___ Records shown ___

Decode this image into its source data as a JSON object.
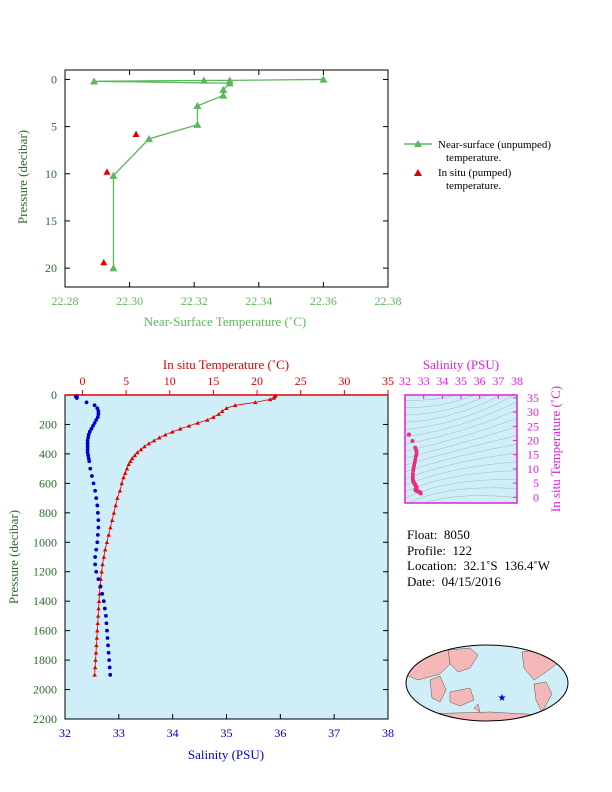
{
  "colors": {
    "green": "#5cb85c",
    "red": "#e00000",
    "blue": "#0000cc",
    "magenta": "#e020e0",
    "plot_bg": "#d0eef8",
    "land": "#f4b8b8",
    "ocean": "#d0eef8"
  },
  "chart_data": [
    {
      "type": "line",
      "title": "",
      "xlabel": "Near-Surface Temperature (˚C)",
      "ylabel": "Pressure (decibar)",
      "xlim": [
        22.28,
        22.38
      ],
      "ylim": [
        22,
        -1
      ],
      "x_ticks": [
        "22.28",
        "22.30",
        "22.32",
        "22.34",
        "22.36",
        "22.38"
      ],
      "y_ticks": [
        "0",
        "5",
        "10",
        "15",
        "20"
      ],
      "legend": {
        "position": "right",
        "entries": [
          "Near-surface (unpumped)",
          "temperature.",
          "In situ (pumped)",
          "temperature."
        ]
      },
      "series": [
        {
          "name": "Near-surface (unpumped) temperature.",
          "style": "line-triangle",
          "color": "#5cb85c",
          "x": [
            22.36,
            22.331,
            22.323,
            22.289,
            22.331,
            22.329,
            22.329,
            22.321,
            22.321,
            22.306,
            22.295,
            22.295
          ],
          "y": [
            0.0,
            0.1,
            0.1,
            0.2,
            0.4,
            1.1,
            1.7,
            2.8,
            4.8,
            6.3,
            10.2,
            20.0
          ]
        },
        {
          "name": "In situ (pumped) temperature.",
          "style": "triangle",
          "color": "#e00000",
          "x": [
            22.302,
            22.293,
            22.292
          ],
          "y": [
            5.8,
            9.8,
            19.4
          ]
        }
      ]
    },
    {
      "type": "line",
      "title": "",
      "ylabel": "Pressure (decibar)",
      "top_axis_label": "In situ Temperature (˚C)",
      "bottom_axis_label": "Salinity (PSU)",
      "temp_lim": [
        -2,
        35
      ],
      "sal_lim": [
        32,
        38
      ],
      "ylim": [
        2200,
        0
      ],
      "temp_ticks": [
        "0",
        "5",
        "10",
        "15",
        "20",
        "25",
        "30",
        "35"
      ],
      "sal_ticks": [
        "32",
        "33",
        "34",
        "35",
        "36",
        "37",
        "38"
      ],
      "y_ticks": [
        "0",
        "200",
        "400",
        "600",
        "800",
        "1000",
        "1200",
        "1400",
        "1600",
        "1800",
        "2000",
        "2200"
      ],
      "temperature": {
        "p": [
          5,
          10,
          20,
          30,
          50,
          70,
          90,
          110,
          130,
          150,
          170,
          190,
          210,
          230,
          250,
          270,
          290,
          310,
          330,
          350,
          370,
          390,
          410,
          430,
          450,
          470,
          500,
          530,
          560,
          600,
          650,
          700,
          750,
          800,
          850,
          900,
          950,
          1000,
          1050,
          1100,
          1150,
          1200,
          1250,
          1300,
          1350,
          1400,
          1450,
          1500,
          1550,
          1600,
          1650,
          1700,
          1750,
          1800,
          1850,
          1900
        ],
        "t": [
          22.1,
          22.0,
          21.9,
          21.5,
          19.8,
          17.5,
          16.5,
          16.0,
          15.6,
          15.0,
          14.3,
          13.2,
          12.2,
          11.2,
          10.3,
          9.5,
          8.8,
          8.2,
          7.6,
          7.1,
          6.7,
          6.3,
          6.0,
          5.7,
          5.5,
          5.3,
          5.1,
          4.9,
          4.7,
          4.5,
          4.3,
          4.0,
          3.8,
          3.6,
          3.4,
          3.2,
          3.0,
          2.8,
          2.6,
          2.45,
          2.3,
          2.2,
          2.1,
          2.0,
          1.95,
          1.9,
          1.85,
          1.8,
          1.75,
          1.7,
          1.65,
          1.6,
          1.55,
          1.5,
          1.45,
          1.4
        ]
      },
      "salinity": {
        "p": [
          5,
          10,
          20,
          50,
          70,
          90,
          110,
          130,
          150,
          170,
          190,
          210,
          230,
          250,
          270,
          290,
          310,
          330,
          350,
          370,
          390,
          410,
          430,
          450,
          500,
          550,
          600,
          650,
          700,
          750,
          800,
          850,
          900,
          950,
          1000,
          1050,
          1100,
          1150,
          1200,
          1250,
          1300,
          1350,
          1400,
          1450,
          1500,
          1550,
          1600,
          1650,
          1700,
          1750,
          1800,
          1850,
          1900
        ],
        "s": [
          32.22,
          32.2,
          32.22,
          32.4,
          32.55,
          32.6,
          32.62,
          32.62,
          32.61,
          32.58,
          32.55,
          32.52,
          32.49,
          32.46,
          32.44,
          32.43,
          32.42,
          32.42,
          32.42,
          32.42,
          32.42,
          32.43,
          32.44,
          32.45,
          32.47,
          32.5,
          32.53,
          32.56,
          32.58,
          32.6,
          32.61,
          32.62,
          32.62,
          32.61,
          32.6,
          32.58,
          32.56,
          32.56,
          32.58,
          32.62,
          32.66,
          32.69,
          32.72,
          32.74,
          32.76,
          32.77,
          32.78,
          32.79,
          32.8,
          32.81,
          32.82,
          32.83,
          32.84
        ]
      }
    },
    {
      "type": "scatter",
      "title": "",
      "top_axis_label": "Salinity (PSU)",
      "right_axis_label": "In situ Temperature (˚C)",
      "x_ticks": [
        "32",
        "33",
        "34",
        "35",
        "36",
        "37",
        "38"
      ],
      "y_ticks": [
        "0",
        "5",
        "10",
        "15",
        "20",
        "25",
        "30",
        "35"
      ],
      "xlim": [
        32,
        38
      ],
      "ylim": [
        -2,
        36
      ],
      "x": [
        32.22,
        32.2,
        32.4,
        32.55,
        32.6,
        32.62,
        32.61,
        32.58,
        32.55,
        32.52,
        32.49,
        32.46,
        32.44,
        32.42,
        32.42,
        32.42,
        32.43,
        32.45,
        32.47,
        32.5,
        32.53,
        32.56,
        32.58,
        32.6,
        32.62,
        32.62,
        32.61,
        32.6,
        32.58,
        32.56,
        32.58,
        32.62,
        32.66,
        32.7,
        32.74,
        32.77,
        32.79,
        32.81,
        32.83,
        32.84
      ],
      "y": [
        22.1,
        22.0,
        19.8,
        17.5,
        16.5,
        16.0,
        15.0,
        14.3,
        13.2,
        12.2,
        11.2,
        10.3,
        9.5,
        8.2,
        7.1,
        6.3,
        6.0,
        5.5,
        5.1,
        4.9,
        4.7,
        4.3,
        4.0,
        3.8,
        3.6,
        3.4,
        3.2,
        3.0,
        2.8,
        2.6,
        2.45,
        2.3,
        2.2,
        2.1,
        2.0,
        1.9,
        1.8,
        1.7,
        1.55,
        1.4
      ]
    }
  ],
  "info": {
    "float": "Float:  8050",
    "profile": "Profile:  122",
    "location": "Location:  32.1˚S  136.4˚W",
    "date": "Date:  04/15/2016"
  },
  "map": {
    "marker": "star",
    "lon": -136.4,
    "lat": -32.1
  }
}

___
___ Records shown ___

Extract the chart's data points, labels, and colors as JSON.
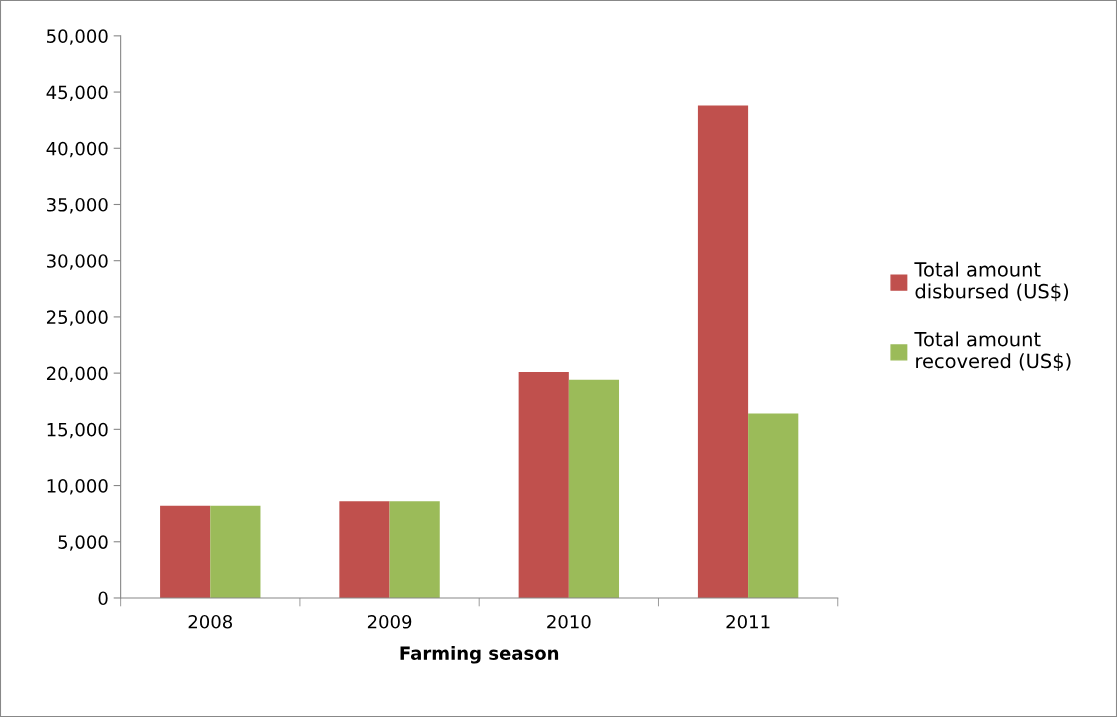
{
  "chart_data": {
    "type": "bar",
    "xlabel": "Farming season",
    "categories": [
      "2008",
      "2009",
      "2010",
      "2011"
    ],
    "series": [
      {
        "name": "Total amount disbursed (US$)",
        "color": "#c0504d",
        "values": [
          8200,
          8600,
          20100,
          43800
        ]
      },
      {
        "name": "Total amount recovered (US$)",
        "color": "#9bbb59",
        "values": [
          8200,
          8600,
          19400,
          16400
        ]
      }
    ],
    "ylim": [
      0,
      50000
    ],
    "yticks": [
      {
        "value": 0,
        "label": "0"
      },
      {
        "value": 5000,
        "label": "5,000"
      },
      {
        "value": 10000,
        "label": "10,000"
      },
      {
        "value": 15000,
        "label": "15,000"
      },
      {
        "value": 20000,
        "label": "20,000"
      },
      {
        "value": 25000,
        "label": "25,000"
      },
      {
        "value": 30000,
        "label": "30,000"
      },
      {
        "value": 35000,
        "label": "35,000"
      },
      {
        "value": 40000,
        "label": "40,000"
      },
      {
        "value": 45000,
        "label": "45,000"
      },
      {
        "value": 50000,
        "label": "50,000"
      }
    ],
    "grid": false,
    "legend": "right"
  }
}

___

Search the data above for the word "unpumped", then gather each line in which it appears.

          "Near-surface (unpumped)",
          "name": "Near-surface (unpumped) temperature.",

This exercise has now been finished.